■ **Task goal**: Without the pictures, return all of the material exactly as written.

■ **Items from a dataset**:
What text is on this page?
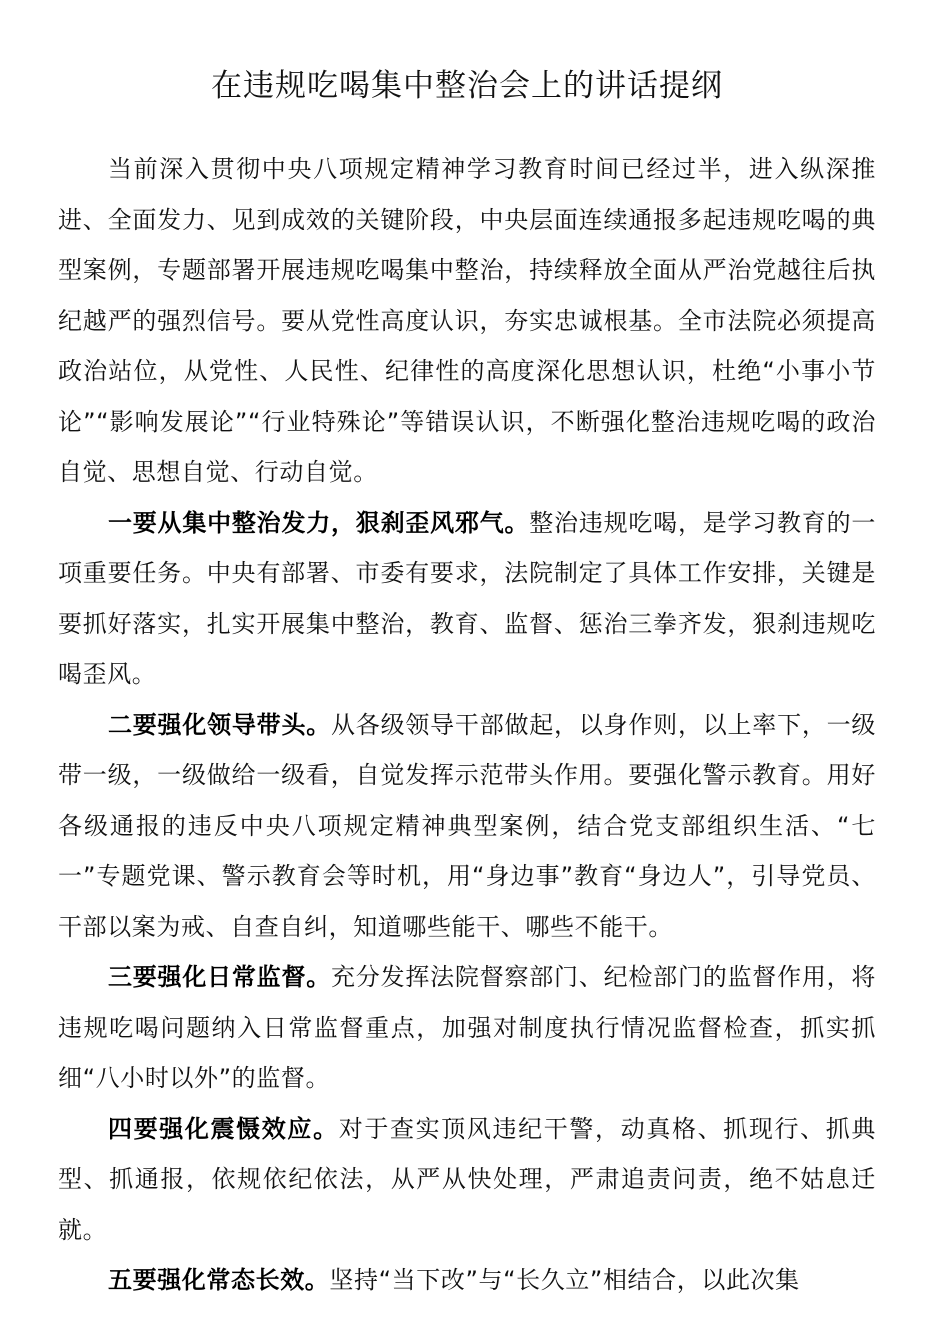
在违规吃喝集中整治会上的讲话提纲

当前深入贯彻中央八项规定精神学习教育时间已经过半，进入纵深推进、全面发力、见到成效的关键阶段，中央层面连续通报多起违规吃喝的典型案例，专题部署开展违规吃喝集中整治，持续释放全面从严治党越往后执纪越严的强烈信号。要从党性高度认识，夯实忠诚根基。全市法院必须提高政治站位，从党性、人民性、纪律性的高度深化思想认识，杜绝“小事小节论”“影响发展论”“行业特殊论”等错误认识，不断强化整治违规吃喝的政治自觉、思想自觉、行动自觉。

一要从集中整治发力，狠刹歪风邪气。整治违规吃喝，是学习教育的一项重要任务。中央有部署、市委有要求，法院制定了具体工作安排，关键是要抓好落实，扎实开展集中整治，教育、监督、惩治三拳齐发，狠刹违规吃喝歪风。

二要强化领导带头。从各级领导干部做起，以身作则，以上率下，一级带一级，一级做给一级看，自觉发挥示范带头作用。要强化警示教育。用好各级通报的违反中央八项规定精神典型案例，结合党支部组织生活、“七一”专题党课、警示教育会等时机，用“身边事”教育“身边人”，引导党员、干部以案为戒、自查自纠，知道哪些能干、哪些不能干。

三要强化日常监督。充分发挥法院督察部门、纪检部门的监督作用，将违规吃喝问题纳入日常监督重点，加强对制度执行情况监督检查，抓实抓细“八小时以外”的监督。

四要强化震慑效应。对于查实顶风违纪干警，动真格、抓现行、抓典型、抓通报，依规依纪依法，从严从快处理，严肃追责问责，绝不姑息迁就。

五要强化常态长效。坚持“当下改”与“长久立”相结合，以此次集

■ **Reply to the task**:
What text is on this page?
在违规吃喝集中整治会上的讲话提纲

当前深入贯彻中央八项规定精神学习教育时间已经过半，进入纵深推进、全面发力、见到成效的关键阶段，中央层面连续通报多起违规吃喝的典型案例，专题部署开展违规吃喝集中整治，持续释放全面从严治党越往后执纪越严的强烈信号。要从党性高度认识，夯实忠诚根基。全市法院必须提高政治站位，从党性、人民性、纪律性的高度深化思想认识，杜绝“小事小节论”“影响发展论”“行业特殊论”等错误认识，不断强化整治违规吃喝的政治自觉、思想自觉、行动自觉。

一要从集中整治发力，狠刹歪风邪气。整治违规吃喝，是学习教育的一项重要任务。中央有部署、市委有要求，法院制定了具体工作安排，关键是要抓好落实，扎实开展集中整治，教育、监督、惩治三拳齐发，狠刹违规吃喝歪风。

二要强化领导带头。从各级领导干部做起，以身作则，以上率下，一级带一级，一级做给一级看，自觉发挥示范带头作用。要强化警示教育。用好各级通报的违反中央八项规定精神典型案例，结合党支部组织生活、“七一”专题党课、警示教育会等时机，用“身边事”教育“身边人”，引导党员、干部以案为戒、自查自纠，知道哪些能干、哪些不能干。

三要强化日常监督。充分发挥法院督察部门、纪检部门的监督作用，将违规吃喝问题纳入日常监督重点，加强对制度执行情况监督检查，抓实抓细“八小时以外”的监督。

四要强化震慑效应。对于查实顶风违纪干警，动真格、抓现行、抓典型、抓通报，依规依纪依法，从严从快处理，严肃追责问责，绝不姑息迁就。

五要强化常态长效。坚持“当下改”与“长久立”相结合，以此次集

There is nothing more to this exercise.